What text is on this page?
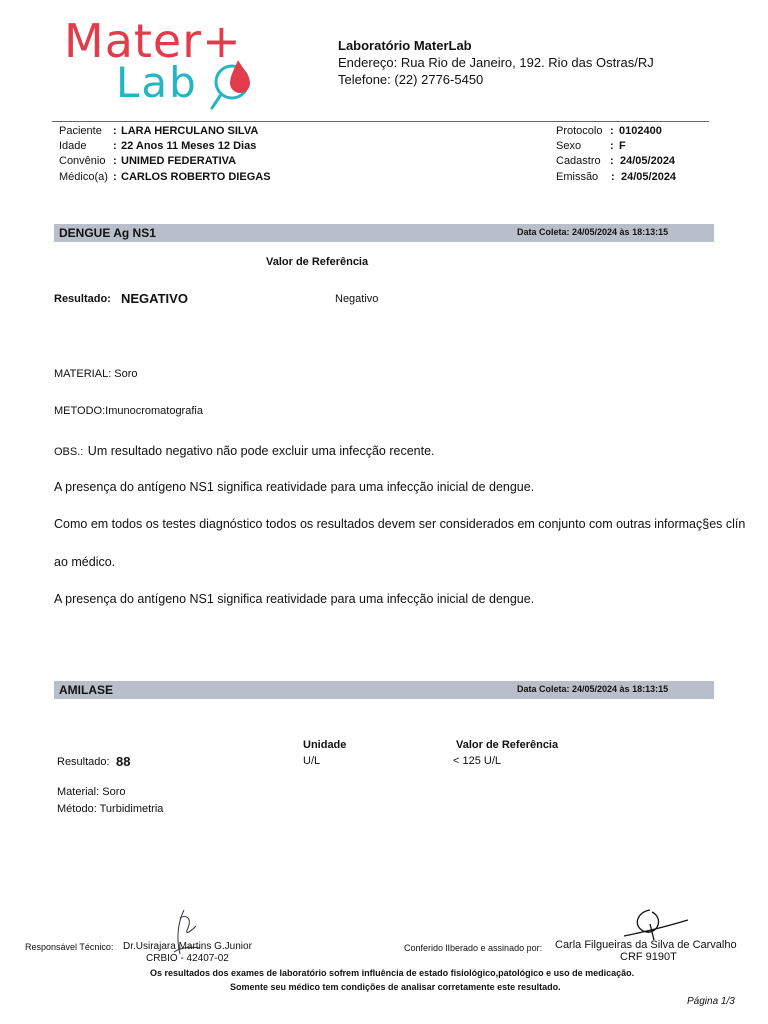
Mater+
Lab
Laboratório MaterLab
Endereço: Rua Rio de Janeiro, 192. Rio das Ostras/RJ
Telefone: (22) 2776-5450
Paciente : LARA HERCULANO SILVA
Idade : 22 Anos 11 Meses 12 Dias
Convênio : UNIMED FEDERATIVA
Médico(a) : CARLOS ROBERTO DIEGAS
Protocolo : 0102400
Sexo	: F
Cadastro : 24/05/2024
Emissão : 24/05/2024
DENGUE Ag NS1	Data Coleta: 24/05/2024 às 18:13:15
Valor de Referência
Resultado: NEGATIVO	Negativo
MATERIAL: Soro
METODO:Imunocromatografia
OBS.: Um resultado negativo não pode excluir uma infecção recente.
A presença do antígeno NS1 significa reatividade para uma infecção inicial de dengue.
Como em todos os testes diagnóstico todos os resultados devem ser considerados em conjunto com outras informaç§es clín
ao médico.
A presença do antígeno NS1 significa reatividade para uma infecção inicial de dengue.
AMILASE	Data Coleta: 24/05/2024 às 18:13:15
Unidade	Valor de Referência
Resultado: 88	U/L	< 125 U/L
Material: Soro
Método: Turbidimetria
Responsável Técnico: Dr.Usirajara Martins G.Junior
CRBIO - 42407-02
Conferido lIberado e assinado por: Carla Filgueiras da Silva de Carvalho
CRF 9190T
Os resultados dos exames de laboratório sofrem influência de estado fisiológico,patológico e uso de medicação.
Somente seu médico tem condições de analisar corretamente este resultado.
Página 1/3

What to do: Gather all lines from the records above in which "Data" appears.

The solution:
DENGUE Ag NS1	Data Coleta: 24/05/2024 às 18:13:15
AMILASE	Data Coleta: 24/05/2024 às 18:13:15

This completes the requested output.